>> Begin

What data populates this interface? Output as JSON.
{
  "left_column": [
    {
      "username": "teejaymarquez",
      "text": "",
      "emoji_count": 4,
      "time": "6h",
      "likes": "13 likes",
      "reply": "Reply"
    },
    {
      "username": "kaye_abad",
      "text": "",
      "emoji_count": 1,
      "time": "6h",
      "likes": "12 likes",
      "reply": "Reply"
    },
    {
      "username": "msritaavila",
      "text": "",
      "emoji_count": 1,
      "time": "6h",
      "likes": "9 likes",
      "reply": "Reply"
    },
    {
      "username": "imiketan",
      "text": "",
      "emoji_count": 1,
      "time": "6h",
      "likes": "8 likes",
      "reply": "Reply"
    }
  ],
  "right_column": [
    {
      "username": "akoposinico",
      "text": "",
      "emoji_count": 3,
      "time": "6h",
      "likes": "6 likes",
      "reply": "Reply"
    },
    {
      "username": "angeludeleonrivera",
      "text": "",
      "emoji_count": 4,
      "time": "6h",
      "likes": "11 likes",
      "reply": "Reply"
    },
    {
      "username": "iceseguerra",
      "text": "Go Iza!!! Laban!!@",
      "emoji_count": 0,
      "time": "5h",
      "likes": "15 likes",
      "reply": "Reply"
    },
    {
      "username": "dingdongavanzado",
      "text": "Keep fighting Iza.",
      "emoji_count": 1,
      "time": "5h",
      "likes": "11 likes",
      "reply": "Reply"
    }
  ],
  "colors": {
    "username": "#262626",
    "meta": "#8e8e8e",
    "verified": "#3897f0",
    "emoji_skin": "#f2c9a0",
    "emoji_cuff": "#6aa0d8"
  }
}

>> End

Given task:
Look through the listing and extract every line with "username" in it.

Complete output:
      "username": "teejaymarquez",
      "username": "kaye_abad",
      "username": "msritaavila",
      "username": "imiketan",
      "username": "akoposinico",
      "username": "angeludeleonrivera",
      "username": "iceseguerra",
      "username": "dingdongavanzado",
    "username": "#262626",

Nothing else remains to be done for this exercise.